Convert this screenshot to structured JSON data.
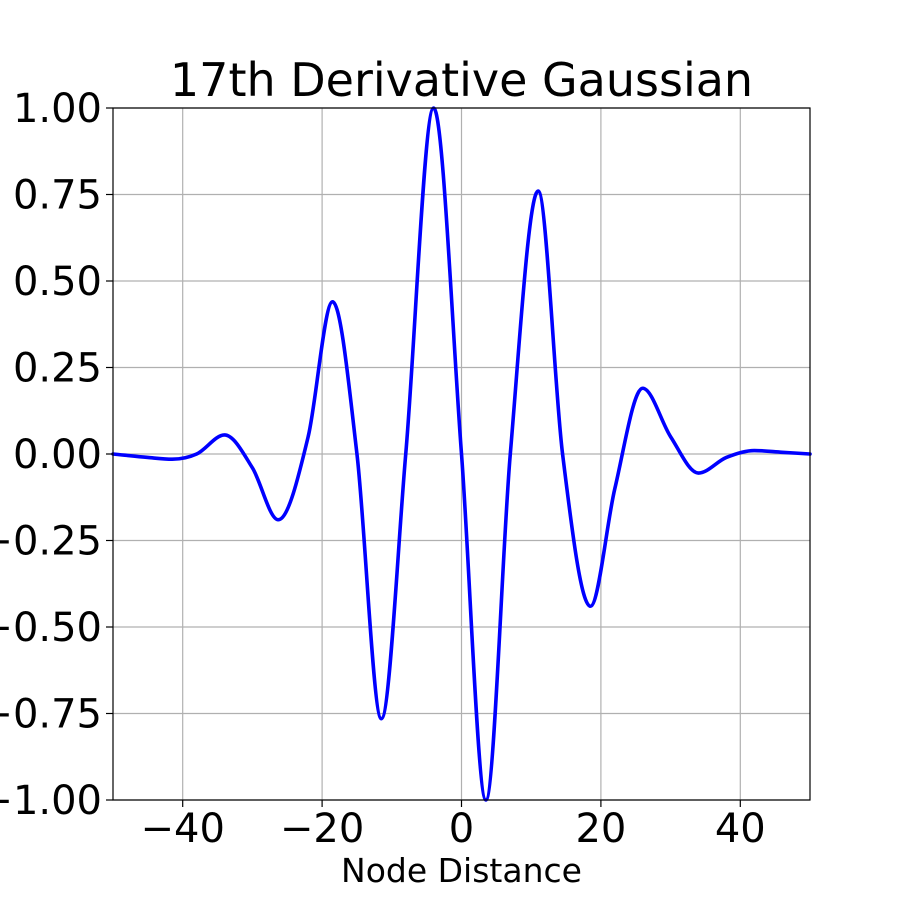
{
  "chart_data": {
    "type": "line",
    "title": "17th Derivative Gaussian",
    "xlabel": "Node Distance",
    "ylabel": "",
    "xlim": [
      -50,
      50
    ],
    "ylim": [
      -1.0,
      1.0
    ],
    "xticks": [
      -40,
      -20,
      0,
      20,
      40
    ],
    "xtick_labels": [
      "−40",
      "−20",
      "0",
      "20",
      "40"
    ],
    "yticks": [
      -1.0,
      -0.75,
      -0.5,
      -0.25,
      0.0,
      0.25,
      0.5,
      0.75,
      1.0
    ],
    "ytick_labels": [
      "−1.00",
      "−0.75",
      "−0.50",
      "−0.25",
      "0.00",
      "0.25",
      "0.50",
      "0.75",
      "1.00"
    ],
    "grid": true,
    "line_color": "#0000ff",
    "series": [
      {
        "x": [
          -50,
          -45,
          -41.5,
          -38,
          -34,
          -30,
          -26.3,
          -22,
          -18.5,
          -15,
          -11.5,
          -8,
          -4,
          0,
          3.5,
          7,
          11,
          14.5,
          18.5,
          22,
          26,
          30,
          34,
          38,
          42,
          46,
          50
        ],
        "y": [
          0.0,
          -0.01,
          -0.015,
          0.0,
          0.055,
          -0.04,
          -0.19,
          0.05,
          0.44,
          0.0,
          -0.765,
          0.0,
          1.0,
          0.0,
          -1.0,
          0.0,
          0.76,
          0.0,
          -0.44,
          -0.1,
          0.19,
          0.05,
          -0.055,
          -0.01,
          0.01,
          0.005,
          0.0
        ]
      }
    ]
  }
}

> [What the task requires]: Transcribe the listing in full and omit the pictures.

> [Response]:
Convert this screenshot to structured JSON data.
{
  "chart_data": {
    "type": "line",
    "title": "17th Derivative Gaussian",
    "xlabel": "Node Distance",
    "ylabel": "",
    "xlim": [
      -50,
      50
    ],
    "ylim": [
      -1.0,
      1.0
    ],
    "xticks": [
      -40,
      -20,
      0,
      20,
      40
    ],
    "xtick_labels": [
      "−40",
      "−20",
      "0",
      "20",
      "40"
    ],
    "yticks": [
      -1.0,
      -0.75,
      -0.5,
      -0.25,
      0.0,
      0.25,
      0.5,
      0.75,
      1.0
    ],
    "ytick_labels": [
      "−1.00",
      "−0.75",
      "−0.50",
      "−0.25",
      "0.00",
      "0.25",
      "0.50",
      "0.75",
      "1.00"
    ],
    "grid": true,
    "line_color": "#0000ff",
    "series": [
      {
        "x": [
          -50,
          -45,
          -41.5,
          -38,
          -34,
          -30,
          -26.3,
          -22,
          -18.5,
          -15,
          -11.5,
          -8,
          -4,
          0,
          3.5,
          7,
          11,
          14.5,
          18.5,
          22,
          26,
          30,
          34,
          38,
          42,
          46,
          50
        ],
        "y": [
          0.0,
          -0.01,
          -0.015,
          0.0,
          0.055,
          -0.04,
          -0.19,
          0.05,
          0.44,
          0.0,
          -0.765,
          0.0,
          1.0,
          0.0,
          -1.0,
          0.0,
          0.76,
          0.0,
          -0.44,
          -0.1,
          0.19,
          0.05,
          -0.055,
          -0.01,
          0.01,
          0.005,
          0.0
        ]
      }
    ]
  }
}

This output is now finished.